## START

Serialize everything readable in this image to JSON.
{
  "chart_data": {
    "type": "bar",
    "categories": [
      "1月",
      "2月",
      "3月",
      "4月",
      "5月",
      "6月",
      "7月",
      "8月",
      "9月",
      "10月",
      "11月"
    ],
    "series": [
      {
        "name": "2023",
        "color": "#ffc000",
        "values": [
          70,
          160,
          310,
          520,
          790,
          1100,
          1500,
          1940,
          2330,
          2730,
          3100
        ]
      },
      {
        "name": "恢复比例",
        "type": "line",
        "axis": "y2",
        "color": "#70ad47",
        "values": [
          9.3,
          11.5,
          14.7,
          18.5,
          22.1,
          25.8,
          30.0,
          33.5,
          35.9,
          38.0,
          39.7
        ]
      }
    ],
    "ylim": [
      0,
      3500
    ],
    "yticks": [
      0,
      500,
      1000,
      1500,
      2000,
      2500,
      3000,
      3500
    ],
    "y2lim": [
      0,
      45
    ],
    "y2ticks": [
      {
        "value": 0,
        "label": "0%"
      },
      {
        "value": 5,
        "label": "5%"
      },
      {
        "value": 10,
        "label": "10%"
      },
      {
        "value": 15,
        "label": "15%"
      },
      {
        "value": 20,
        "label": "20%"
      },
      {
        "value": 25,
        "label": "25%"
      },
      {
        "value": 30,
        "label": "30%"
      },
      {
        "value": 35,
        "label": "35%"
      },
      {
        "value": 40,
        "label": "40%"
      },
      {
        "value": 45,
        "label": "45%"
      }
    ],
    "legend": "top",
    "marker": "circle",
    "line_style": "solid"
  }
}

## END

The exercise
Reproduce the listing shown above in its entirety, exactly.

Response to this task
Serialize everything readable in this image to JSON.
{
  "chart_data": {
    "type": "bar",
    "categories": [
      "1月",
      "2月",
      "3月",
      "4月",
      "5月",
      "6月",
      "7月",
      "8月",
      "9月",
      "10月",
      "11月"
    ],
    "series": [
      {
        "name": "2023",
        "color": "#ffc000",
        "values": [
          70,
          160,
          310,
          520,
          790,
          1100,
          1500,
          1940,
          2330,
          2730,
          3100
        ]
      },
      {
        "name": "恢复比例",
        "type": "line",
        "axis": "y2",
        "color": "#70ad47",
        "values": [
          9.3,
          11.5,
          14.7,
          18.5,
          22.1,
          25.8,
          30.0,
          33.5,
          35.9,
          38.0,
          39.7
        ]
      }
    ],
    "ylim": [
      0,
      3500
    ],
    "yticks": [
      0,
      500,
      1000,
      1500,
      2000,
      2500,
      3000,
      3500
    ],
    "y2lim": [
      0,
      45
    ],
    "y2ticks": [
      {
        "value": 0,
        "label": "0%"
      },
      {
        "value": 5,
        "label": "5%"
      },
      {
        "value": 10,
        "label": "10%"
      },
      {
        "value": 15,
        "label": "15%"
      },
      {
        "value": 20,
        "label": "20%"
      },
      {
        "value": 25,
        "label": "25%"
      },
      {
        "value": 30,
        "label": "30%"
      },
      {
        "value": 35,
        "label": "35%"
      },
      {
        "value": 40,
        "label": "40%"
      },
      {
        "value": 45,
        "label": "45%"
      }
    ],
    "legend": "top",
    "marker": "circle",
    "line_style": "solid"
  }
}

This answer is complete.